→ **TASK INSTRUCTIONS**
Tally the lines holding the string "업그레이드할" and reply with that number alone.

-------- DATA PROVIDED

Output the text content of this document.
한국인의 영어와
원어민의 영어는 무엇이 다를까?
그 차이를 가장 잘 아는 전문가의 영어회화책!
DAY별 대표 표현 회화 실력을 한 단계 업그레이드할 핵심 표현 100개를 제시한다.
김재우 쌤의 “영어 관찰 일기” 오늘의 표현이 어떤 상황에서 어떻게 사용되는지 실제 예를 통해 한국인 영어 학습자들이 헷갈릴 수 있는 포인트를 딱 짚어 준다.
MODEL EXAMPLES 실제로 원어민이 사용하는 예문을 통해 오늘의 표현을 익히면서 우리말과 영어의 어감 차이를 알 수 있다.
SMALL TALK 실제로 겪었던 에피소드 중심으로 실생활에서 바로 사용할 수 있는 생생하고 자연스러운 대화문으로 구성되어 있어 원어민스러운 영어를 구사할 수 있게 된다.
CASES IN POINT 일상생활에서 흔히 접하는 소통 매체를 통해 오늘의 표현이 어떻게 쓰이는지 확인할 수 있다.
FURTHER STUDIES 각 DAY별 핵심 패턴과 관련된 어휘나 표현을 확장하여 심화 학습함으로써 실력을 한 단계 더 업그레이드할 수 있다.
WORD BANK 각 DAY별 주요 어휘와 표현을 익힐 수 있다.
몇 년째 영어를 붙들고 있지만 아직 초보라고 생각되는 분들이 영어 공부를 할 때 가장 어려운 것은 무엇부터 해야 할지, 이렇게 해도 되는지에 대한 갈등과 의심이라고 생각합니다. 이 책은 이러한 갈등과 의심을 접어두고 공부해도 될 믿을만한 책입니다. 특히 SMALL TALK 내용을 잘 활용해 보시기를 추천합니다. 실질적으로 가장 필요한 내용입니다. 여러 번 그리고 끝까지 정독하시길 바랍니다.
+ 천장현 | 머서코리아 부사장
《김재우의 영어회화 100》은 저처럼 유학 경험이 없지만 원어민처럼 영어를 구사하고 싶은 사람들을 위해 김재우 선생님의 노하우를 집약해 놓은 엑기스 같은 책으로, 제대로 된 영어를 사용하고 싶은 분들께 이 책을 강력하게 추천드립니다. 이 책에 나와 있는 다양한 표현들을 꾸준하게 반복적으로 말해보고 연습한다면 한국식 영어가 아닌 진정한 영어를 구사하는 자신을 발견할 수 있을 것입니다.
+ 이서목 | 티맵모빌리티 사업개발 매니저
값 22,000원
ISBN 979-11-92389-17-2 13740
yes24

----------------

→ **ANSWER FOR THE TASK**
2